■ **Written instruction 1**
Repeat the passage about Bart Laemmel word for word, between "After working for" and "four case studies.", inclusive.
■ **Written instruction 2**
What job titles or professional credentials does the passage about Bart Laemmel attribute to him?
■ **Written instruction 3**
Answer these about the passage about Bart Laemmel:
(a) How long was the HERS training, according to Laemmel?
(b) How many case studies did Laemmel present?
(c) What is the subject of the first case study?

■ **Document excerpt**
After working for years as a carpenter, Bart Laemmel, a resident of Crested Butte, Colorado, decided to upgrade his skills. “I have a thirst for knowledge,” he said. Speaking at a presentation at the recent Westford Symposium on Building Science, Laemmel deployed his self-deprecating humor. “I am a HERS rater,” he said. “It was an intense training — seven days straight. I figured I knew everything. And I am a LEED professional. I know how to check stuff off.”
Laemmel now focuses on fixing damp homes that suffer from building-envelope flaws. Since many recently built homes in Crested Butte have flaws, Laemmel is busy. As he told the audience in Westford, “You keep building ’em, we’ll keep fixing ’em.”
Laemmel presented four case studies.
Case study #1: A leaky cathedral ceiling
Laemmel described a common dilemma for builders or construction consultants. “A friend will buy a house, but they will not tell you that they are buying a house,” he said. “And when you see the house, you will have to say, ‘What were you thinking?’”

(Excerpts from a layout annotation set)
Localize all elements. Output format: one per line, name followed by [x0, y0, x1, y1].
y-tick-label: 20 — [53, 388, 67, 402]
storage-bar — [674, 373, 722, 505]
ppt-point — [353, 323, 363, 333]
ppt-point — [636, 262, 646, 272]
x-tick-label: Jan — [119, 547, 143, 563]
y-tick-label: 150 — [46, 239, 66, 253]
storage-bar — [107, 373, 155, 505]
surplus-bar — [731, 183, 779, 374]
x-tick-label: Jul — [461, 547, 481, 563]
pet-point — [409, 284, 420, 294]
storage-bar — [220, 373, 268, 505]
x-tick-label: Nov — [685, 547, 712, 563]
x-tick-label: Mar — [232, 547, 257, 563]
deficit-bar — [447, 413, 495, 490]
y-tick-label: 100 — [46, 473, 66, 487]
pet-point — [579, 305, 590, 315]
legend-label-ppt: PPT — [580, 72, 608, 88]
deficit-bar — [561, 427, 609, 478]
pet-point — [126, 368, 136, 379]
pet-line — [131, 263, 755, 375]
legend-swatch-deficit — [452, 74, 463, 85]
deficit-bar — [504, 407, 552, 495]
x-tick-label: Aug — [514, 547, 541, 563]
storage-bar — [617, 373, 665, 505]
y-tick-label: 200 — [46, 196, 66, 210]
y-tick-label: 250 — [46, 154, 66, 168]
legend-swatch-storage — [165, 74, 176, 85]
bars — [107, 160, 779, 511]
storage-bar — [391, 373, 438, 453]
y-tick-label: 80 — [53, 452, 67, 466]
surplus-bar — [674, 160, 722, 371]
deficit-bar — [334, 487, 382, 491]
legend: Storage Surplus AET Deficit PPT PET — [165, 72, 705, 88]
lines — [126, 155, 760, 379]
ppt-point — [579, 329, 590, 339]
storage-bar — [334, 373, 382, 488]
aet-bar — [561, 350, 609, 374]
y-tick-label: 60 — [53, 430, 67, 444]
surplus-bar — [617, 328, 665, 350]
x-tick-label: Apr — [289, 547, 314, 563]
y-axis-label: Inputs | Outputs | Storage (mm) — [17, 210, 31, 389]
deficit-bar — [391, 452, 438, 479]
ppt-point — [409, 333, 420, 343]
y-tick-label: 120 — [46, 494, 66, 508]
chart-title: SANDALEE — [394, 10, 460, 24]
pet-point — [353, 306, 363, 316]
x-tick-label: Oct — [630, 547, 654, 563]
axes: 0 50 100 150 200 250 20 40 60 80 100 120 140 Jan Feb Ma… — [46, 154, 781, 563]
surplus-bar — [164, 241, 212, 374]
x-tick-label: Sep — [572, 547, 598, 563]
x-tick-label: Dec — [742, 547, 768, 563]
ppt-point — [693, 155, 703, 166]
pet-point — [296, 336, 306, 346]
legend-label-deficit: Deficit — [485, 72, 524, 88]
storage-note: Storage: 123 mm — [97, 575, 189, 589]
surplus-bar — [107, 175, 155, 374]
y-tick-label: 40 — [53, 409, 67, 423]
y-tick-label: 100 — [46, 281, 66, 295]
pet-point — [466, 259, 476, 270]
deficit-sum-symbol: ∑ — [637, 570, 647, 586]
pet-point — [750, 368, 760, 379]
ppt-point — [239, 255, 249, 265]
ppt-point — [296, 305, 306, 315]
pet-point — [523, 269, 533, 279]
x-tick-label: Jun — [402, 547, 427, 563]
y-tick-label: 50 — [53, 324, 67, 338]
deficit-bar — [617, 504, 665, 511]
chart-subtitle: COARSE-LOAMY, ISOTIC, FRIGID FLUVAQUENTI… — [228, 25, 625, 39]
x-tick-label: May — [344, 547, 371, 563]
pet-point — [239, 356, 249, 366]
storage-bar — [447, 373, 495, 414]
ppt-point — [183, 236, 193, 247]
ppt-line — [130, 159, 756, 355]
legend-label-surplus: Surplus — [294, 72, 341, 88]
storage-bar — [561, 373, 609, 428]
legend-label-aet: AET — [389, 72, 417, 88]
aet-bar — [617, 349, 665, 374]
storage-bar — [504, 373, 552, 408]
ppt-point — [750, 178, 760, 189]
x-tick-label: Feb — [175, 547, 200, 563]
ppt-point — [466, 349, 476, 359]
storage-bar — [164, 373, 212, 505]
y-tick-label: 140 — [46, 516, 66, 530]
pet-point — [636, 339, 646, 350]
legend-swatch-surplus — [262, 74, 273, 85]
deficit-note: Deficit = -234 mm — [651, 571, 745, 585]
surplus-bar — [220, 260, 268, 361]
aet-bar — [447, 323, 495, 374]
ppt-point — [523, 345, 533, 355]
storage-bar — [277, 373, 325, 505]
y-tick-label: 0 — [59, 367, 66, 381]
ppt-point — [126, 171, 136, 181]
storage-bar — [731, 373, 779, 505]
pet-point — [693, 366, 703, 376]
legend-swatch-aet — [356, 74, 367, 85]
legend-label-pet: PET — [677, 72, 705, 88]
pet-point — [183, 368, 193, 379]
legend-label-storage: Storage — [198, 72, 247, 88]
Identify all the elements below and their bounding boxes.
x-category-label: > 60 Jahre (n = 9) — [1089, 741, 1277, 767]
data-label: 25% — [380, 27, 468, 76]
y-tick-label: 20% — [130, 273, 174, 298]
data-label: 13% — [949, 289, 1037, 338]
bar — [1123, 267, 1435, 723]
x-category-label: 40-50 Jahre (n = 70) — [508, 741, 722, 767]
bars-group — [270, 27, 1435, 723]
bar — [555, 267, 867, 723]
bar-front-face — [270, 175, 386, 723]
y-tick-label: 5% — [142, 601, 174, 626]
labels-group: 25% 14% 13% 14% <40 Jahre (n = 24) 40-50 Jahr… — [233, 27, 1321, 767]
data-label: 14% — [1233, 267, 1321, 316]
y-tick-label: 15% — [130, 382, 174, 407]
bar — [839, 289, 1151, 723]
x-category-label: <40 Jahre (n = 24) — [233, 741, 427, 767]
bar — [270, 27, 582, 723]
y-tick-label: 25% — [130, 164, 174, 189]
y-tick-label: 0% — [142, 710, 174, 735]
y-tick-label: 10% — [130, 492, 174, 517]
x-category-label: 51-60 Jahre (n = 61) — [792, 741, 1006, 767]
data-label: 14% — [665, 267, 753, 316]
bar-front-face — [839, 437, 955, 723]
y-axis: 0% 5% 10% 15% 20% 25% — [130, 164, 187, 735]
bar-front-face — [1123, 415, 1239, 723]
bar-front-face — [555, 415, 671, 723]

■ **Correct answer 1**
After working for years as a carpenter, Bart Laemmel, a resident of Crested Butte, Colorado, decided to upgrade his skills. “I have a thirst for knowledge,” he said. Speaking at a presentation at the recent Westford Symposium on Building Science, Laemmel deployed his self-deprecating humor. “I am a HERS rater,” he said. “It was an intense training — seven days straight. I figured I knew everything. And I am a LEED professional. I know how to check stuff off.”
Laemmel now focuses on fixing damp homes that suffer from building-envelope flaws. Since many recently built homes in Crested Butte have flaws, Laemmel is busy. As he told the audience in Westford, “You keep building ’em, we’ll keep fixing ’em.”
Laemmel presented four case studies.

■ **Correct answer 2**
carpenter
HERS rater
LEED professional

■ **Correct answer 3**
(a) Seven days straight
(b) Four
(c) A leaky cathedral ceiling